[Saved entries]
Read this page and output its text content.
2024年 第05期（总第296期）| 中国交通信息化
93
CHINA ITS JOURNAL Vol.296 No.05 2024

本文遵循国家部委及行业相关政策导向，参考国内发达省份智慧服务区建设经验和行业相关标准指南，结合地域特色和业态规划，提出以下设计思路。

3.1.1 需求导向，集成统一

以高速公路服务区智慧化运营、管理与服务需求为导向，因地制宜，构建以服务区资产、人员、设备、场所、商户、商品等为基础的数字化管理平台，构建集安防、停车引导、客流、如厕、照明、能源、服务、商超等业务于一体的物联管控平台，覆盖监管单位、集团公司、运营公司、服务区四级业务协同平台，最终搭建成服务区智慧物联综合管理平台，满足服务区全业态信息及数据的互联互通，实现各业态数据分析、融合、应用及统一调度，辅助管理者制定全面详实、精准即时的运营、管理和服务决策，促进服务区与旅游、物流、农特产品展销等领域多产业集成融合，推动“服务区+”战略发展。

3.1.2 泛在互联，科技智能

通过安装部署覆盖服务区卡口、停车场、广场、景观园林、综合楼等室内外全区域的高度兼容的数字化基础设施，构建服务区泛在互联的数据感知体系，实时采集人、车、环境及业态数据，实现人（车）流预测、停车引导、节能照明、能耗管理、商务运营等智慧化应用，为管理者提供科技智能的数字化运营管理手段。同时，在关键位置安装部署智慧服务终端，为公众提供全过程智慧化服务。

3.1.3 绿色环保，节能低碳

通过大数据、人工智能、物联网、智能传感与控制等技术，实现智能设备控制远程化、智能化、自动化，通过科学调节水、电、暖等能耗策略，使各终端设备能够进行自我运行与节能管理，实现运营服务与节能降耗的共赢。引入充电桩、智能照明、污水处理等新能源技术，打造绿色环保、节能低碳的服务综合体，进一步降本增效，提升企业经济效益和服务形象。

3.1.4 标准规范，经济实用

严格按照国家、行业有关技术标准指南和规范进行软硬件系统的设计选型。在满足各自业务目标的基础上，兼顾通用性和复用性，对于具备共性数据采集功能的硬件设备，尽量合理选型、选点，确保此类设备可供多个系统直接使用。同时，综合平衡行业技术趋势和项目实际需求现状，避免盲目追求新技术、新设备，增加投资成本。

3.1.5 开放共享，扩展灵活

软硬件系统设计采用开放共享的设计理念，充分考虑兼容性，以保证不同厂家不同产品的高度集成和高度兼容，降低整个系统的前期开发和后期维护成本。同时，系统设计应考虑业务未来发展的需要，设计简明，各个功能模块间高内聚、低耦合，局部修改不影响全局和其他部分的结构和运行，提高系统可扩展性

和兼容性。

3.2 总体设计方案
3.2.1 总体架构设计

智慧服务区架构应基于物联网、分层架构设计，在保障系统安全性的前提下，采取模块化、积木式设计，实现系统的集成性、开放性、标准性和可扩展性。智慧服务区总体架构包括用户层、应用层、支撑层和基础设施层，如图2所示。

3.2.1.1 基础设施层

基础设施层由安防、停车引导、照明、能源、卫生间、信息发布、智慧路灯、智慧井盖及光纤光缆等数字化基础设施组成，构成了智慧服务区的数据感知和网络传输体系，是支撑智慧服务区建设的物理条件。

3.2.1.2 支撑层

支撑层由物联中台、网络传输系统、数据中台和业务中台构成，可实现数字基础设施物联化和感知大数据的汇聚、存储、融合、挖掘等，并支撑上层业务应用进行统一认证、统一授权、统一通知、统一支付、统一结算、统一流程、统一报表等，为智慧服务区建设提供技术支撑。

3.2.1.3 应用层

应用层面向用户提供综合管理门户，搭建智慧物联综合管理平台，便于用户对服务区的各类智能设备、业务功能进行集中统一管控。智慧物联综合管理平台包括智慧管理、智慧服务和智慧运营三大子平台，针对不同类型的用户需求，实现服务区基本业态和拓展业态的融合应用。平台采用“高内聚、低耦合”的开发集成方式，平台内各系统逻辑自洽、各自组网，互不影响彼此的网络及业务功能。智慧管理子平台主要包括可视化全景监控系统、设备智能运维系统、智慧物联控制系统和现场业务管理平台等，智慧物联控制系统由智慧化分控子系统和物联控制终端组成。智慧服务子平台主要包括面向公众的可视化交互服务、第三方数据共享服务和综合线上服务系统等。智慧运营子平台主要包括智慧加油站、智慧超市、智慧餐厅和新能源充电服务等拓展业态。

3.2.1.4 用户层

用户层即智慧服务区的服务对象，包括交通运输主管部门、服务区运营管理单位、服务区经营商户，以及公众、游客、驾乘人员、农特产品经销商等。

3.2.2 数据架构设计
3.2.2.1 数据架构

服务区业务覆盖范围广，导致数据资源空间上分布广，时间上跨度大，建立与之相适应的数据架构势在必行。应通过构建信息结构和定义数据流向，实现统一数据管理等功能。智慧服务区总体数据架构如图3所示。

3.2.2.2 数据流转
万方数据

## GIVEN PROBLEM:
Exactly reproduce all of the entries above.

## TASK RESULT:
Read this page and output its text content.
2024年 第05期（总第296期）| 中国交通信息化
93
CHINA ITS JOURNAL Vol.296 No.05 2024

本文遵循国家部委及行业相关政策导向，参考国内发达省份智慧服务区建设经验和行业相关标准指南，结合地域特色和业态规划，提出以下设计思路。

3.1.1 需求导向，集成统一

以高速公路服务区智慧化运营、管理与服务需求为导向，因地制宜，构建以服务区资产、人员、设备、场所、商户、商品等为基础的数字化管理平台，构建集安防、停车引导、客流、如厕、照明、能源、服务、商超等业务于一体的物联管控平台，覆盖监管单位、集团公司、运营公司、服务区四级业务协同平台，最终搭建成服务区智慧物联综合管理平台，满足服务区全业态信息及数据的互联互通，实现各业态数据分析、融合、应用及统一调度，辅助管理者制定全面详实、精准即时的运营、管理和服务决策，促进服务区与旅游、物流、农特产品展销等领域多产业集成融合，推动“服务区+”战略发展。

3.1.2 泛在互联，科技智能

通过安装部署覆盖服务区卡口、停车场、广场、景观园林、综合楼等室内外全区域的高度兼容的数字化基础设施，构建服务区泛在互联的数据感知体系，实时采集人、车、环境及业态数据，实现人（车）流预测、停车引导、节能照明、能耗管理、商务运营等智慧化应用，为管理者提供科技智能的数字化运营管理手段。同时，在关键位置安装部署智慧服务终端，为公众提供全过程智慧化服务。

3.1.3 绿色环保，节能低碳

通过大数据、人工智能、物联网、智能传感与控制等技术，实现智能设备控制远程化、智能化、自动化，通过科学调节水、电、暖等能耗策略，使各终端设备能够进行自我运行与节能管理，实现运营服务与节能降耗的共赢。引入充电桩、智能照明、污水处理等新能源技术，打造绿色环保、节能低碳的服务综合体，进一步降本增效，提升企业经济效益和服务形象。

3.1.4 标准规范，经济实用

严格按照国家、行业有关技术标准指南和规范进行软硬件系统的设计选型。在满足各自业务目标的基础上，兼顾通用性和复用性，对于具备共性数据采集功能的硬件设备，尽量合理选型、选点，确保此类设备可供多个系统直接使用。同时，综合平衡行业技术趋势和项目实际需求现状，避免盲目追求新技术、新设备，增加投资成本。

3.1.5 开放共享，扩展灵活

软硬件系统设计采用开放共享的设计理念，充分考虑兼容性，以保证不同厂家不同产品的高度集成和高度兼容，降低整个系统的前期开发和后期维护成本。同时，系统设计应考虑业务未来发展的需要，设计简明，各个功能模块间高内聚、低耦合，局部修改不影响全局和其他部分的结构和运行，提高系统可扩展性

和兼容性。

3.2 总体设计方案
3.2.1 总体架构设计

智慧服务区架构应基于物联网、分层架构设计，在保障系统安全性的前提下，采取模块化、积木式设计，实现系统的集成性、开放性、标准性和可扩展性。智慧服务区总体架构包括用户层、应用层、支撑层和基础设施层，如图2所示。

3.2.1.1 基础设施层

基础设施层由安防、停车引导、照明、能源、卫生间、信息发布、智慧路灯、智慧井盖及光纤光缆等数字化基础设施组成，构成了智慧服务区的数据感知和网络传输体系，是支撑智慧服务区建设的物理条件。

3.2.1.2 支撑层

支撑层由物联中台、网络传输系统、数据中台和业务中台构成，可实现数字基础设施物联化和感知大数据的汇聚、存储、融合、挖掘等，并支撑上层业务应用进行统一认证、统一授权、统一通知、统一支付、统一结算、统一流程、统一报表等，为智慧服务区建设提供技术支撑。

3.2.1.3 应用层

应用层面向用户提供综合管理门户，搭建智慧物联综合管理平台，便于用户对服务区的各类智能设备、业务功能进行集中统一管控。智慧物联综合管理平台包括智慧管理、智慧服务和智慧运营三大子平台，针对不同类型的用户需求，实现服务区基本业态和拓展业态的融合应用。平台采用“高内聚、低耦合”的开发集成方式，平台内各系统逻辑自洽、各自组网，互不影响彼此的网络及业务功能。智慧管理子平台主要包括可视化全景监控系统、设备智能运维系统、智慧物联控制系统和现场业务管理平台等，智慧物联控制系统由智慧化分控子系统和物联控制终端组成。智慧服务子平台主要包括面向公众的可视化交互服务、第三方数据共享服务和综合线上服务系统等。智慧运营子平台主要包括智慧加油站、智慧超市、智慧餐厅和新能源充电服务等拓展业态。

3.2.1.4 用户层

用户层即智慧服务区的服务对象，包括交通运输主管部门、服务区运营管理单位、服务区经营商户，以及公众、游客、驾乘人员、农特产品经销商等。

3.2.2 数据架构设计
3.2.2.1 数据架构

服务区业务覆盖范围广，导致数据资源空间上分布广，时间上跨度大，建立与之相适应的数据架构势在必行。应通过构建信息结构和定义数据流向，实现统一数据管理等功能。智慧服务区总体数据架构如图3所示。

3.2.2.2 数据流转
万方数据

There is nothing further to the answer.